** BEGIN DATASET EXTRACT **

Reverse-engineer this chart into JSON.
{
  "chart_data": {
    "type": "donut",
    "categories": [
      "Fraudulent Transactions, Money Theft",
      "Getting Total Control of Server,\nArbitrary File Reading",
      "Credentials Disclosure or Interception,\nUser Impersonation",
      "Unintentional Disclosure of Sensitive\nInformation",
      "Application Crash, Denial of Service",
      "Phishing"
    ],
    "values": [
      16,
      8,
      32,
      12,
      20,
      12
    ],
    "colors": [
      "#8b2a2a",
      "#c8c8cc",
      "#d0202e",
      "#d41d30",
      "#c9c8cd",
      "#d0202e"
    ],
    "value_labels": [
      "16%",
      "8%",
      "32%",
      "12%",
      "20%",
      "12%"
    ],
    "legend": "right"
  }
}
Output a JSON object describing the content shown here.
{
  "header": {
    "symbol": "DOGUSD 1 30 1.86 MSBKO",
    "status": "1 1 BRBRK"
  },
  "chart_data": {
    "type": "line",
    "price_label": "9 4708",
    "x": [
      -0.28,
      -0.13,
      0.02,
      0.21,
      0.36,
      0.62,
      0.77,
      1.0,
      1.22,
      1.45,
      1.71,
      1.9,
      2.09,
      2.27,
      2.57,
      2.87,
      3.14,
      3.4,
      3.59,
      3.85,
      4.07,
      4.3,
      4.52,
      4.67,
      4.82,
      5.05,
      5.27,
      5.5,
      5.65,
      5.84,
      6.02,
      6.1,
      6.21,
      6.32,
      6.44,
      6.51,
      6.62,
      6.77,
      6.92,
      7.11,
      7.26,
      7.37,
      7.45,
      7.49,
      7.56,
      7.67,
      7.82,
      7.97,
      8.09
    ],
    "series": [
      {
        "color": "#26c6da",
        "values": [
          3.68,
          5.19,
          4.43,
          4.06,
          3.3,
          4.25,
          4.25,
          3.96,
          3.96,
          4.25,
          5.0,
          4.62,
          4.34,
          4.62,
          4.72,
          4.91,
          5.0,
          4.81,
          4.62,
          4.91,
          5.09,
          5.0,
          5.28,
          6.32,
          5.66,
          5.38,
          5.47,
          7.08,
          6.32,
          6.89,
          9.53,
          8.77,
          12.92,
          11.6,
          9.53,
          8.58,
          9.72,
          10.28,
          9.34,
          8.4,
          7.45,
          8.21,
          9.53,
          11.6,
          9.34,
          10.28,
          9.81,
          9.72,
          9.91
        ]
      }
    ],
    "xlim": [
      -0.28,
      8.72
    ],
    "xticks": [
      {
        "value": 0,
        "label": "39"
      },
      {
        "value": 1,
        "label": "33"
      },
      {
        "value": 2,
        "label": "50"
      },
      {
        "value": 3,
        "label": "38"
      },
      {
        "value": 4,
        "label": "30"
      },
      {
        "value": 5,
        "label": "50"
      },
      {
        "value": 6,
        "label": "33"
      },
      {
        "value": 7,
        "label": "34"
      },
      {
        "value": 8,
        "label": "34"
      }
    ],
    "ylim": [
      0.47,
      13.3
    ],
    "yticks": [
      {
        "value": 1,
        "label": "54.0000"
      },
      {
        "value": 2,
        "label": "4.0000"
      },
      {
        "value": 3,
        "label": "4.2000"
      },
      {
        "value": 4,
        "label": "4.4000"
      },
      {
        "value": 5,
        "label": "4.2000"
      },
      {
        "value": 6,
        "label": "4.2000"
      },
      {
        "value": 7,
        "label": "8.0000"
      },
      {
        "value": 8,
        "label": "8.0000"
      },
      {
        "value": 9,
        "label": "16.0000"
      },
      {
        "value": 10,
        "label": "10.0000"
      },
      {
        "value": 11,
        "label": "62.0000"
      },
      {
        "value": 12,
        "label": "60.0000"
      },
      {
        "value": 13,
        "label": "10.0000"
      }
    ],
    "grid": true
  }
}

** END DATASET EXTRACT **

> _EXERCISE DETAILS_
Extract the listing in its entirety, matching it exactly.

> _ANSWER TO THIS PROBLEM_
Reverse-engineer this chart into JSON.
{
  "chart_data": {
    "type": "donut",
    "categories": [
      "Fraudulent Transactions, Money Theft",
      "Getting Total Control of Server,\nArbitrary File Reading",
      "Credentials Disclosure or Interception,\nUser Impersonation",
      "Unintentional Disclosure of Sensitive\nInformation",
      "Application Crash, Denial of Service",
      "Phishing"
    ],
    "values": [
      16,
      8,
      32,
      12,
      20,
      12
    ],
    "colors": [
      "#8b2a2a",
      "#c8c8cc",
      "#d0202e",
      "#d41d30",
      "#c9c8cd",
      "#d0202e"
    ],
    "value_labels": [
      "16%",
      "8%",
      "32%",
      "12%",
      "20%",
      "12%"
    ],
    "legend": "right"
  }
}
Output a JSON object describing the content shown here.
{
  "header": {
    "symbol": "DOGUSD 1 30 1.86 MSBKO",
    "status": "1 1 BRBRK"
  },
  "chart_data": {
    "type": "line",
    "price_label": "9 4708",
    "x": [
      -0.28,
      -0.13,
      0.02,
      0.21,
      0.36,
      0.62,
      0.77,
      1.0,
      1.22,
      1.45,
      1.71,
      1.9,
      2.09,
      2.27,
      2.57,
      2.87,
      3.14,
      3.4,
      3.59,
      3.85,
      4.07,
      4.3,
      4.52,
      4.67,
      4.82,
      5.05,
      5.27,
      5.5,
      5.65,
      5.84,
      6.02,
      6.1,
      6.21,
      6.32,
      6.44,
      6.51,
      6.62,
      6.77,
      6.92,
      7.11,
      7.26,
      7.37,
      7.45,
      7.49,
      7.56,
      7.67,
      7.82,
      7.97,
      8.09
    ],
    "series": [
      {
        "color": "#26c6da",
        "values": [
          3.68,
          5.19,
          4.43,
          4.06,
          3.3,
          4.25,
          4.25,
          3.96,
          3.96,
          4.25,
          5.0,
          4.62,
          4.34,
          4.62,
          4.72,
          4.91,
          5.0,
          4.81,
          4.62,
          4.91,
          5.09,
          5.0,
          5.28,
          6.32,
          5.66,
          5.38,
          5.47,
          7.08,
          6.32,
          6.89,
          9.53,
          8.77,
          12.92,
          11.6,
          9.53,
          8.58,
          9.72,
          10.28,
          9.34,
          8.4,
          7.45,
          8.21,
          9.53,
          11.6,
          9.34,
          10.28,
          9.81,
          9.72,
          9.91
        ]
      }
    ],
    "xlim": [
      -0.28,
      8.72
    ],
    "xticks": [
      {
        "value": 0,
        "label": "39"
      },
      {
        "value": 1,
        "label": "33"
      },
      {
        "value": 2,
        "label": "50"
      },
      {
        "value": 3,
        "label": "38"
      },
      {
        "value": 4,
        "label": "30"
      },
      {
        "value": 5,
        "label": "50"
      },
      {
        "value": 6,
        "label": "33"
      },
      {
        "value": 7,
        "label": "34"
      },
      {
        "value": 8,
        "label": "34"
      }
    ],
    "ylim": [
      0.47,
      13.3
    ],
    "yticks": [
      {
        "value": 1,
        "label": "54.0000"
      },
      {
        "value": 2,
        "label": "4.0000"
      },
      {
        "value": 3,
        "label": "4.2000"
      },
      {
        "value": 4,
        "label": "4.4000"
      },
      {
        "value": 5,
        "label": "4.2000"
      },
      {
        "value": 6,
        "label": "4.2000"
      },
      {
        "value": 7,
        "label": "8.0000"
      },
      {
        "value": 8,
        "label": "8.0000"
      },
      {
        "value": 9,
        "label": "16.0000"
      },
      {
        "value": 10,
        "label": "10.0000"
      },
      {
        "value": 11,
        "label": "62.0000"
      },
      {
        "value": 12,
        "label": "60.0000"
      },
      {
        "value": 13,
        "label": "10.0000"
      }
    ],
    "grid": true
  }
}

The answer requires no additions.